Challenge: Look below and pull out each line with the word "Control".

Task inputs:
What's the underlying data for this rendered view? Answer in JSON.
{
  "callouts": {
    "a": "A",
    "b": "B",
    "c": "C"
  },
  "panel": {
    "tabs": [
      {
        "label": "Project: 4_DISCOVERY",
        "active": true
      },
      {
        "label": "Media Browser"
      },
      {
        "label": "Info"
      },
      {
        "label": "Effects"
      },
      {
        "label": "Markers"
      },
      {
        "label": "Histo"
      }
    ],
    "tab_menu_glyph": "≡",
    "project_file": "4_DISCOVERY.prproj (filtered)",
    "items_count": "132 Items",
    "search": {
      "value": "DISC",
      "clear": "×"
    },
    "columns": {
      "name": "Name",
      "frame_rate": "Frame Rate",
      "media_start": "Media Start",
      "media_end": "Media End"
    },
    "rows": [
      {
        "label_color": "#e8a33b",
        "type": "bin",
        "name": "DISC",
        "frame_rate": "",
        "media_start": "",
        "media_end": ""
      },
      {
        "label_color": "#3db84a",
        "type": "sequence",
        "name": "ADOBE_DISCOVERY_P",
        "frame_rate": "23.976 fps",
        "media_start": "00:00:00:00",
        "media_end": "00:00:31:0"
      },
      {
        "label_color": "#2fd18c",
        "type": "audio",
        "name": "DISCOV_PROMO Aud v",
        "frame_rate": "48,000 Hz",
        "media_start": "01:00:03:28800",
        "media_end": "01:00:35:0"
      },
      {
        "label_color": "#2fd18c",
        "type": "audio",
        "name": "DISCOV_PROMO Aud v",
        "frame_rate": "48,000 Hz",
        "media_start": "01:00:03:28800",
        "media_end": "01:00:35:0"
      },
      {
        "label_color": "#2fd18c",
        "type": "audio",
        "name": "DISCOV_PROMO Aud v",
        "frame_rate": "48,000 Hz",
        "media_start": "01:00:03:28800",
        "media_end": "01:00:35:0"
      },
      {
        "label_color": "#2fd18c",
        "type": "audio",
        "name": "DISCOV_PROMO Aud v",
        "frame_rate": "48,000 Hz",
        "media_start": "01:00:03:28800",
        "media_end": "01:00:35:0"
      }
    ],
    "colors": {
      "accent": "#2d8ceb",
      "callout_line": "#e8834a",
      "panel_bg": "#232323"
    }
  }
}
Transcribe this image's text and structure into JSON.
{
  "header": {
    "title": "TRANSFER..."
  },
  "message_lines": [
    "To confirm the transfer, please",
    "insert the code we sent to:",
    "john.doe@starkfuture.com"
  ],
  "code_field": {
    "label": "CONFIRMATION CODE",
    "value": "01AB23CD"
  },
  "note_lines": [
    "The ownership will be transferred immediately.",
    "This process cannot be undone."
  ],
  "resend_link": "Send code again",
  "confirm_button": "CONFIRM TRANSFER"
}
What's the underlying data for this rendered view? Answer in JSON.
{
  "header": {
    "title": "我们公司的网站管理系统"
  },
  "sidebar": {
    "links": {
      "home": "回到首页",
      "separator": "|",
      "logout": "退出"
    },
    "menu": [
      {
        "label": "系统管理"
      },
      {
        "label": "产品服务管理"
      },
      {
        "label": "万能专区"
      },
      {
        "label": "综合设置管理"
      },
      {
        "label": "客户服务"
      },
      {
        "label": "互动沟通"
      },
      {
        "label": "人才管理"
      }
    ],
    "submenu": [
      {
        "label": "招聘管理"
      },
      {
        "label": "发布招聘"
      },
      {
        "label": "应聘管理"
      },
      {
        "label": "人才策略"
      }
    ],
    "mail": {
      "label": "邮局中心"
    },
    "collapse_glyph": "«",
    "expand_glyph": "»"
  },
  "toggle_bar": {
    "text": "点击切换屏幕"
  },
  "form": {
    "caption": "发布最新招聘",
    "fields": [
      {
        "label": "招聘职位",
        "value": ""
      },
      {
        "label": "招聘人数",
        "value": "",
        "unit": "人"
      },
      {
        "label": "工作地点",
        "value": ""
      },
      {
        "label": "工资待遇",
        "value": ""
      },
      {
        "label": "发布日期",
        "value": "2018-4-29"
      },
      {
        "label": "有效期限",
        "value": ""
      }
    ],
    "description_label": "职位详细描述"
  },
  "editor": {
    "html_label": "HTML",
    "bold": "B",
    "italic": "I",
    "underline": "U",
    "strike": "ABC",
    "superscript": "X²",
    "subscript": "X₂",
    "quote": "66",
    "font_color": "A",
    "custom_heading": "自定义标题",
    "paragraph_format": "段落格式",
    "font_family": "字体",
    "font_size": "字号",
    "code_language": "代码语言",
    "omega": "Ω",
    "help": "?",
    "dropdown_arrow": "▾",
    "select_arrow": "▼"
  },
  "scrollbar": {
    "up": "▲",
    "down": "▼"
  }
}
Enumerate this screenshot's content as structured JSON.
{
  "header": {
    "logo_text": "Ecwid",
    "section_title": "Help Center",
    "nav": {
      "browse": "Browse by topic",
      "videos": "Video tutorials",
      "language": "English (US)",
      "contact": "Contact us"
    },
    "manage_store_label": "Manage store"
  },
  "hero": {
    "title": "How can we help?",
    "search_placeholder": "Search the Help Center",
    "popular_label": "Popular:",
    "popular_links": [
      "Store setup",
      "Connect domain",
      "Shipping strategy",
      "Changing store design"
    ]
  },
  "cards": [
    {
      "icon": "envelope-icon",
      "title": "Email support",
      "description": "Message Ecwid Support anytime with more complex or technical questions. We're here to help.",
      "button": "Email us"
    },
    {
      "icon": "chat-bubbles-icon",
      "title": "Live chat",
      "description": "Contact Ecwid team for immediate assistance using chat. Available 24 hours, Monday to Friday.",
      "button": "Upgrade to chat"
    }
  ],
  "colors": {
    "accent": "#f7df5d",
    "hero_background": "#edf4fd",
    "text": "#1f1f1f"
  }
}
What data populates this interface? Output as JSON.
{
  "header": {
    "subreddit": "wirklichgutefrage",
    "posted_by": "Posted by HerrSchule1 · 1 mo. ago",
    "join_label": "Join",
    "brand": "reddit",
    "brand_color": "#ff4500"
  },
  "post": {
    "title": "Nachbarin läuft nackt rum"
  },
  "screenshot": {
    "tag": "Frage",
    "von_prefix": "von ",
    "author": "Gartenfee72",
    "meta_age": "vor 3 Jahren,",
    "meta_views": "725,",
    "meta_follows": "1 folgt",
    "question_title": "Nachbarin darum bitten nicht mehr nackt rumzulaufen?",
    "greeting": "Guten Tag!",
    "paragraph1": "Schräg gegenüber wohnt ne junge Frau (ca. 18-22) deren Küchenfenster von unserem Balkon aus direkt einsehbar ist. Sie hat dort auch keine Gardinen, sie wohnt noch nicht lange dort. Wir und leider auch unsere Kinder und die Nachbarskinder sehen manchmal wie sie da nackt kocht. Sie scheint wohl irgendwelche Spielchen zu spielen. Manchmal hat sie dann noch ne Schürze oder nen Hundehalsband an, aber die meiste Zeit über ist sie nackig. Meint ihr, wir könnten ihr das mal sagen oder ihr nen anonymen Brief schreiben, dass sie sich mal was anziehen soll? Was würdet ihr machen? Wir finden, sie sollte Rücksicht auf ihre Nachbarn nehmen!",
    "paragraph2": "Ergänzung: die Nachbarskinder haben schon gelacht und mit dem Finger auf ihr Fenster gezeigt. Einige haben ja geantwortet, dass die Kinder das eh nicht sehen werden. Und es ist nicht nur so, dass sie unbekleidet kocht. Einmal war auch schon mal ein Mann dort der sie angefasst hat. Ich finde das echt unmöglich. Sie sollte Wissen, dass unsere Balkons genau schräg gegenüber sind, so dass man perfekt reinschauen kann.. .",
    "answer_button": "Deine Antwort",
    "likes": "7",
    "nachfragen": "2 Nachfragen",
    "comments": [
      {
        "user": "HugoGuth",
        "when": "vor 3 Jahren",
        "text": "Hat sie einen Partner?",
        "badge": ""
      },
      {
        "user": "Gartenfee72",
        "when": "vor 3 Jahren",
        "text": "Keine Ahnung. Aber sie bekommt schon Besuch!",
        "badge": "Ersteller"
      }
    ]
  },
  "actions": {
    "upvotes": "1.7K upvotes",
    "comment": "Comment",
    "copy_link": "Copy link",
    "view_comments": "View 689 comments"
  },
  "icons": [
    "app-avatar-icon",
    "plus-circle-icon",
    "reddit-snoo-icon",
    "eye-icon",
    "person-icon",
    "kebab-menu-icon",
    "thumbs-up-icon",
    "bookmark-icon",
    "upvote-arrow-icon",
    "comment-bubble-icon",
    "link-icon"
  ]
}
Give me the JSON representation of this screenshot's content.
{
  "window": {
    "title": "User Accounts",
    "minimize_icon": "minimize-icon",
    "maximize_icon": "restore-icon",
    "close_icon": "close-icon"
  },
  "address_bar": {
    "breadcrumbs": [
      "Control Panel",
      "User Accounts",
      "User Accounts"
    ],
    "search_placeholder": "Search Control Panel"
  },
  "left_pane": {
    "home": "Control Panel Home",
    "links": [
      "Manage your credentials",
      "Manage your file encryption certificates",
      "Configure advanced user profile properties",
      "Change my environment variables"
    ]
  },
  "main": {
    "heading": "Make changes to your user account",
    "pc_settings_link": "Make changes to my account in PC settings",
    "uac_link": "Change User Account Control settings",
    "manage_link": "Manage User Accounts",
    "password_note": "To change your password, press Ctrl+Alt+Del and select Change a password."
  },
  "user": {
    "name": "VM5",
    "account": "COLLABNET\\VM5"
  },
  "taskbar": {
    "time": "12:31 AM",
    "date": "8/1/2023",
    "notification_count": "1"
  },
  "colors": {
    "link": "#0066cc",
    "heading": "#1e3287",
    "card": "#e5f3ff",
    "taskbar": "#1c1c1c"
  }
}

Answer:
      "Control Panel",
    "search_placeholder": "Search Control Panel"
    "home": "Control Panel Home",
    "uac_link": "Change User Account Control settings",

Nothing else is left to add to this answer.